**Dataset records:**

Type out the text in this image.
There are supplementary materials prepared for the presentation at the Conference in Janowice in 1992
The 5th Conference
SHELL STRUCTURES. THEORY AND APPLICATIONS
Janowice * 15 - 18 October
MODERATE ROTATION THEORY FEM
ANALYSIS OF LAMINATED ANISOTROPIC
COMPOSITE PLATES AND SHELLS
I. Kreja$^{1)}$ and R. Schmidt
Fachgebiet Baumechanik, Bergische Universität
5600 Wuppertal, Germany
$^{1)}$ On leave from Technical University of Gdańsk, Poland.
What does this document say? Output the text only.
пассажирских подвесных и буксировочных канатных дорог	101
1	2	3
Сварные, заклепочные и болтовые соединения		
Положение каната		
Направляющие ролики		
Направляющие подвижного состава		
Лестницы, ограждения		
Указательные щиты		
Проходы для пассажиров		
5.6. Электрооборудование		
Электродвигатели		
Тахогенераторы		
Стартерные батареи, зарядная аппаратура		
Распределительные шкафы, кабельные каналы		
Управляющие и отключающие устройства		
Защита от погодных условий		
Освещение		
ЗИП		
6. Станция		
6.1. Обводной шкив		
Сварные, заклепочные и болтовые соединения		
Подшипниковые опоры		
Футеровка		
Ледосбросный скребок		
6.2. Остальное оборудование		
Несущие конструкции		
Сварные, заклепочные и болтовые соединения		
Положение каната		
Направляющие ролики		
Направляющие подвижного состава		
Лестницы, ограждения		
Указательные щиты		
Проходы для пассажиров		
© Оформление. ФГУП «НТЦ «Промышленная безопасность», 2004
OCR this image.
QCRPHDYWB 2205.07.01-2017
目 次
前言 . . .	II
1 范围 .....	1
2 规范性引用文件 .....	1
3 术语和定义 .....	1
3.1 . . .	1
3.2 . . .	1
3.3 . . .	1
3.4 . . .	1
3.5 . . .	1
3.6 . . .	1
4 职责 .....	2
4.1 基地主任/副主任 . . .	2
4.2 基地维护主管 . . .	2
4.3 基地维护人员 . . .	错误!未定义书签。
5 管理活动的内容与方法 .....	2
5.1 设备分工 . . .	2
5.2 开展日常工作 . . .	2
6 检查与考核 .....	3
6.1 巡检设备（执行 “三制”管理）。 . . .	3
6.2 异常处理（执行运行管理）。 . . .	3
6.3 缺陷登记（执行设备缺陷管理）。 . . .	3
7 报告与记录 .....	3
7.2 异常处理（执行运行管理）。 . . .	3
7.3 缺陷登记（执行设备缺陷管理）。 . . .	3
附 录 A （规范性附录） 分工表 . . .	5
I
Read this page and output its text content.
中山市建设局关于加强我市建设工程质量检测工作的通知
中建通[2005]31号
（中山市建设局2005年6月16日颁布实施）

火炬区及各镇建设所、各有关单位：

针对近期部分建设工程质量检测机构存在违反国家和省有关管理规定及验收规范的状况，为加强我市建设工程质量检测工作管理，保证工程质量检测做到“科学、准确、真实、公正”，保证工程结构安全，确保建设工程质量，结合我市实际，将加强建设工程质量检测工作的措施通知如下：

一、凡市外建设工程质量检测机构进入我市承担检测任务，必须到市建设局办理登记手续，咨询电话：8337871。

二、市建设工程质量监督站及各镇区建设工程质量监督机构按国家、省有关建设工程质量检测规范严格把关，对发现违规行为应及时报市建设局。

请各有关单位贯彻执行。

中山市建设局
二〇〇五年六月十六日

**Request:** Output the complete data exactly as written.

**Finished task:**
Type out the text in this image.
There are supplementary materials prepared for the presentation at the Conference in Janowice in 1992
The 5th Conference
SHELL STRUCTURES. THEORY AND APPLICATIONS
Janowice * 15 - 18 October
MODERATE ROTATION THEORY FEM
ANALYSIS OF LAMINATED ANISOTROPIC
COMPOSITE PLATES AND SHELLS
I. Kreja$^{1)}$ and R. Schmidt
Fachgebiet Baumechanik, Bergische Universität
5600 Wuppertal, Germany
$^{1)}$ On leave from Technical University of Gdańsk, Poland.
What does this document say? Output the text only.
пассажирских подвесных и буксировочных канатных дорог	101
1	2	3
Сварные, заклепочные и болтовые соединения		
Положение каната		
Направляющие ролики		
Направляющие подвижного состава		
Лестницы, ограждения		
Указательные щиты		
Проходы для пассажиров		
5.6. Электрооборудование		
Электродвигатели		
Тахогенераторы		
Стартерные батареи, зарядная аппаратура		
Распределительные шкафы, кабельные каналы		
Управляющие и отключающие устройства		
Защита от погодных условий		
Освещение		
ЗИП		
6. Станция		
6.1. Обводной шкив		
Сварные, заклепочные и болтовые соединения		
Подшипниковые опоры		
Футеровка		
Ледосбросный скребок		
6.2. Остальное оборудование		
Несущие конструкции		
Сварные, заклепочные и болтовые соединения		
Положение каната		
Направляющие ролики		
Направляющие подвижного состава		
Лестницы, ограждения		
Указательные щиты		
Проходы для пассажиров		
© Оформление. ФГУП «НТЦ «Промышленная безопасность», 2004
OCR this image.
QCRPHDYWB 2205.07.01-2017
目 次
前言 . . .	II
1 范围 .....	1
2 规范性引用文件 .....	1
3 术语和定义 .....	1
3.1 . . .	1
3.2 . . .	1
3.3 . . .	1
3.4 . . .	1
3.5 . . .	1
3.6 . . .	1
4 职责 .....	2
4.1 基地主任/副主任 . . .	2
4.2 基地维护主管 . . .	2
4.3 基地维护人员 . . .	错误!未定义书签。
5 管理活动的内容与方法 .....	2
5.1 设备分工 . . .	2
5.2 开展日常工作 . . .	2
6 检查与考核 .....	3
6.1 巡检设备（执行 “三制”管理）。 . . .	3
6.2 异常处理（执行运行管理）。 . . .	3
6.3 缺陷登记（执行设备缺陷管理）。 . . .	3
7 报告与记录 .....	3
7.2 异常处理（执行运行管理）。 . . .	3
7.3 缺陷登记（执行设备缺陷管理）。 . . .	3
附 录 A （规范性附录） 分工表 . . .	5
I
Read this page and output its text content.
中山市建设局关于加强我市建设工程质量检测工作的通知
中建通[2005]31号
（中山市建设局2005年6月16日颁布实施）

火炬区及各镇建设所、各有关单位：

针对近期部分建设工程质量检测机构存在违反国家和省有关管理规定及验收规范的状况，为加强我市建设工程质量检测工作管理，保证工程质量检测做到“科学、准确、真实、公正”，保证工程结构安全，确保建设工程质量，结合我市实际，将加强建设工程质量检测工作的措施通知如下：

一、凡市外建设工程质量检测机构进入我市承担检测任务，必须到市建设局办理登记手续，咨询电话：8337871。

二、市建设工程质量监督站及各镇区建设工程质量监督机构按国家、省有关建设工程质量检测规范严格把关，对发现违规行为应及时报市建设局。

请各有关单位贯彻执行。

中山市建设局
二〇〇五年六月十六日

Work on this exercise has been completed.